→ **REQUIREMENTS**
All the data should be repeated exactly. Any image in it is left out.

### SUPPLIED INFORMATION

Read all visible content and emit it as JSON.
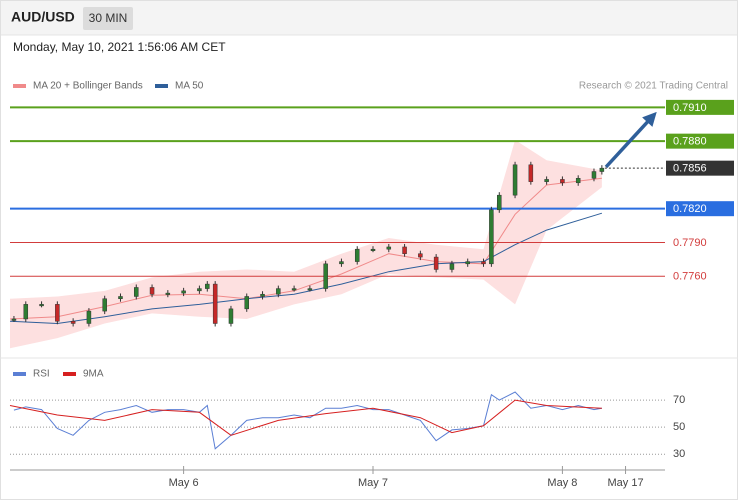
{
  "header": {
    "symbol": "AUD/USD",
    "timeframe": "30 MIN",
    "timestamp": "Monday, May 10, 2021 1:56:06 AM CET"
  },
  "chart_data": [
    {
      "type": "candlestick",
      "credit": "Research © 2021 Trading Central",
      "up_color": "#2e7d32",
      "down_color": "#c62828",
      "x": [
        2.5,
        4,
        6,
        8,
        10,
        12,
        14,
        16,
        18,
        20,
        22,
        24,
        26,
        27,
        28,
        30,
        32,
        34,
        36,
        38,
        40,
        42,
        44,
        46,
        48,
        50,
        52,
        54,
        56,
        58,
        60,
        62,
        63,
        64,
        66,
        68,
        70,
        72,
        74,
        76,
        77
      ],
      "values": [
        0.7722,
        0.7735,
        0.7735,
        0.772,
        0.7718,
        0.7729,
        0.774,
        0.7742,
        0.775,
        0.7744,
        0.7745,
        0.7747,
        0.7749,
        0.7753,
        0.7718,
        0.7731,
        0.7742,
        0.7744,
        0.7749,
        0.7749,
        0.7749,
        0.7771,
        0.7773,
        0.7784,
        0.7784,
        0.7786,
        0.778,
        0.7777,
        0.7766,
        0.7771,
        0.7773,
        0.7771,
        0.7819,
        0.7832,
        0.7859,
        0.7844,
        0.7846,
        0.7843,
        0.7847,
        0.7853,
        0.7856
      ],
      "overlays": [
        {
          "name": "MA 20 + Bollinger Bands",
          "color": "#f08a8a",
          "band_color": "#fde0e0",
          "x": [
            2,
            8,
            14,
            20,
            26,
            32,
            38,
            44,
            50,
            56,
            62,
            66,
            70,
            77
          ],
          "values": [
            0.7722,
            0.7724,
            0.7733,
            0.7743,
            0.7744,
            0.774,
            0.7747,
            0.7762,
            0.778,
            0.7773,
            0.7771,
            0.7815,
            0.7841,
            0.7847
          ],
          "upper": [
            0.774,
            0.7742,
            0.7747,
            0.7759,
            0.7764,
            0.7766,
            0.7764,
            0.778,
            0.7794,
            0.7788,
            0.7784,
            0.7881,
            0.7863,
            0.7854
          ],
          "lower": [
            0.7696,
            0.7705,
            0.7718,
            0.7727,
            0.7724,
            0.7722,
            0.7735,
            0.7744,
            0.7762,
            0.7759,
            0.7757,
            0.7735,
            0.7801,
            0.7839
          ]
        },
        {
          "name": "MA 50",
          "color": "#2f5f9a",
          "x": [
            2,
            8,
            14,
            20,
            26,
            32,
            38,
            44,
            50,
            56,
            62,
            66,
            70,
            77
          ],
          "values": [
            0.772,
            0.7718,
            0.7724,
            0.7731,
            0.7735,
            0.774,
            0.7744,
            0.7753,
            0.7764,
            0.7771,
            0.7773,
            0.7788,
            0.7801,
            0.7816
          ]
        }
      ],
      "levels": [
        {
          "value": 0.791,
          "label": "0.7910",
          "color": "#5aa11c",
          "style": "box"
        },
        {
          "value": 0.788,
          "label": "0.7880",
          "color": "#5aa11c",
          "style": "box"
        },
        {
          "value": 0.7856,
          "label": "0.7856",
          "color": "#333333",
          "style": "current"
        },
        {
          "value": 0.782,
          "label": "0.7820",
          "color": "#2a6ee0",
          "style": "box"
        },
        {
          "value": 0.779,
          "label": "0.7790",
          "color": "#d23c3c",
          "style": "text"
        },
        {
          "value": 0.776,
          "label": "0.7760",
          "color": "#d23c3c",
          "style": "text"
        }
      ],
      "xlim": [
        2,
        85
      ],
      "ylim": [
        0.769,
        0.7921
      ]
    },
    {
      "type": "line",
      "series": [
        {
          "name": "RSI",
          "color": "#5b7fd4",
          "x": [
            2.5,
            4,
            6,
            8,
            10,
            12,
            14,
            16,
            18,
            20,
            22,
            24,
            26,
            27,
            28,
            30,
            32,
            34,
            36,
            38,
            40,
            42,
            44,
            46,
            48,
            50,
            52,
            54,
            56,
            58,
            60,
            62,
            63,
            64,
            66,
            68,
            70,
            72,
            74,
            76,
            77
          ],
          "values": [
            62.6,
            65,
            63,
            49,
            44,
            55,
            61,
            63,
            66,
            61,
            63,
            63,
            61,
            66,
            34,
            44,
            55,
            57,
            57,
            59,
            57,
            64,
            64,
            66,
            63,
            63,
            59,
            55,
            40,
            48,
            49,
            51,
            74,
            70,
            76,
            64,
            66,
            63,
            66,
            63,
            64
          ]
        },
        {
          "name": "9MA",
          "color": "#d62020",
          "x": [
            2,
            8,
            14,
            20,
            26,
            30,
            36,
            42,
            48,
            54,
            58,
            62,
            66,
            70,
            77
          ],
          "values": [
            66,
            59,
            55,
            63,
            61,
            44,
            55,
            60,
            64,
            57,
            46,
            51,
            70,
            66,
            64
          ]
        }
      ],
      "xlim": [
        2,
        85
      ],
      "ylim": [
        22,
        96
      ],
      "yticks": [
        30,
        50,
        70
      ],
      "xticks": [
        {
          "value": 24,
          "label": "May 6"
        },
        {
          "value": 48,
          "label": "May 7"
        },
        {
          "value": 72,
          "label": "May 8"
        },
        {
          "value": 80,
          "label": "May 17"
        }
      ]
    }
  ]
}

######

→ **TASK RESULT**
Read all visible content and emit it as JSON.
{
  "header": {
    "symbol": "AUD/USD",
    "timeframe": "30 MIN",
    "timestamp": "Monday, May 10, 2021 1:56:06 AM CET"
  },
  "chart_data": [
    {
      "type": "candlestick",
      "credit": "Research © 2021 Trading Central",
      "up_color": "#2e7d32",
      "down_color": "#c62828",
      "x": [
        2.5,
        4,
        6,
        8,
        10,
        12,
        14,
        16,
        18,
        20,
        22,
        24,
        26,
        27,
        28,
        30,
        32,
        34,
        36,
        38,
        40,
        42,
        44,
        46,
        48,
        50,
        52,
        54,
        56,
        58,
        60,
        62,
        63,
        64,
        66,
        68,
        70,
        72,
        74,
        76,
        77
      ],
      "values": [
        0.7722,
        0.7735,
        0.7735,
        0.772,
        0.7718,
        0.7729,
        0.774,
        0.7742,
        0.775,
        0.7744,
        0.7745,
        0.7747,
        0.7749,
        0.7753,
        0.7718,
        0.7731,
        0.7742,
        0.7744,
        0.7749,
        0.7749,
        0.7749,
        0.7771,
        0.7773,
        0.7784,
        0.7784,
        0.7786,
        0.778,
        0.7777,
        0.7766,
        0.7771,
        0.7773,
        0.7771,
        0.7819,
        0.7832,
        0.7859,
        0.7844,
        0.7846,
        0.7843,
        0.7847,
        0.7853,
        0.7856
      ],
      "overlays": [
        {
          "name": "MA 20 + Bollinger Bands",
          "color": "#f08a8a",
          "band_color": "#fde0e0",
          "x": [
            2,
            8,
            14,
            20,
            26,
            32,
            38,
            44,
            50,
            56,
            62,
            66,
            70,
            77
          ],
          "values": [
            0.7722,
            0.7724,
            0.7733,
            0.7743,
            0.7744,
            0.774,
            0.7747,
            0.7762,
            0.778,
            0.7773,
            0.7771,
            0.7815,
            0.7841,
            0.7847
          ],
          "upper": [
            0.774,
            0.7742,
            0.7747,
            0.7759,
            0.7764,
            0.7766,
            0.7764,
            0.778,
            0.7794,
            0.7788,
            0.7784,
            0.7881,
            0.7863,
            0.7854
          ],
          "lower": [
            0.7696,
            0.7705,
            0.7718,
            0.7727,
            0.7724,
            0.7722,
            0.7735,
            0.7744,
            0.7762,
            0.7759,
            0.7757,
            0.7735,
            0.7801,
            0.7839
          ]
        },
        {
          "name": "MA 50",
          "color": "#2f5f9a",
          "x": [
            2,
            8,
            14,
            20,
            26,
            32,
            38,
            44,
            50,
            56,
            62,
            66,
            70,
            77
          ],
          "values": [
            0.772,
            0.7718,
            0.7724,
            0.7731,
            0.7735,
            0.774,
            0.7744,
            0.7753,
            0.7764,
            0.7771,
            0.7773,
            0.7788,
            0.7801,
            0.7816
          ]
        }
      ],
      "levels": [
        {
          "value": 0.791,
          "label": "0.7910",
          "color": "#5aa11c",
          "style": "box"
        },
        {
          "value": 0.788,
          "label": "0.7880",
          "color": "#5aa11c",
          "style": "box"
        },
        {
          "value": 0.7856,
          "label": "0.7856",
          "color": "#333333",
          "style": "current"
        },
        {
          "value": 0.782,
          "label": "0.7820",
          "color": "#2a6ee0",
          "style": "box"
        },
        {
          "value": 0.779,
          "label": "0.7790",
          "color": "#d23c3c",
          "style": "text"
        },
        {
          "value": 0.776,
          "label": "0.7760",
          "color": "#d23c3c",
          "style": "text"
        }
      ],
      "xlim": [
        2,
        85
      ],
      "ylim": [
        0.769,
        0.7921
      ]
    },
    {
      "type": "line",
      "series": [
        {
          "name": "RSI",
          "color": "#5b7fd4",
          "x": [
            2.5,
            4,
            6,
            8,
            10,
            12,
            14,
            16,
            18,
            20,
            22,
            24,
            26,
            27,
            28,
            30,
            32,
            34,
            36,
            38,
            40,
            42,
            44,
            46,
            48,
            50,
            52,
            54,
            56,
            58,
            60,
            62,
            63,
            64,
            66,
            68,
            70,
            72,
            74,
            76,
            77
          ],
          "values": [
            62.6,
            65,
            63,
            49,
            44,
            55,
            61,
            63,
            66,
            61,
            63,
            63,
            61,
            66,
            34,
            44,
            55,
            57,
            57,
            59,
            57,
            64,
            64,
            66,
            63,
            63,
            59,
            55,
            40,
            48,
            49,
            51,
            74,
            70,
            76,
            64,
            66,
            63,
            66,
            63,
            64
          ]
        },
        {
          "name": "9MA",
          "color": "#d62020",
          "x": [
            2,
            8,
            14,
            20,
            26,
            30,
            36,
            42,
            48,
            54,
            58,
            62,
            66,
            70,
            77
          ],
          "values": [
            66,
            59,
            55,
            63,
            61,
            44,
            55,
            60,
            64,
            57,
            46,
            51,
            70,
            66,
            64
          ]
        }
      ],
      "xlim": [
        2,
        85
      ],
      "ylim": [
        22,
        96
      ],
      "yticks": [
        30,
        50,
        70
      ],
      "xticks": [
        {
          "value": 24,
          "label": "May 6"
        },
        {
          "value": 48,
          "label": "May 7"
        },
        {
          "value": 72,
          "label": "May 8"
        },
        {
          "value": 80,
          "label": "May 17"
        }
      ]
    }
  ]
}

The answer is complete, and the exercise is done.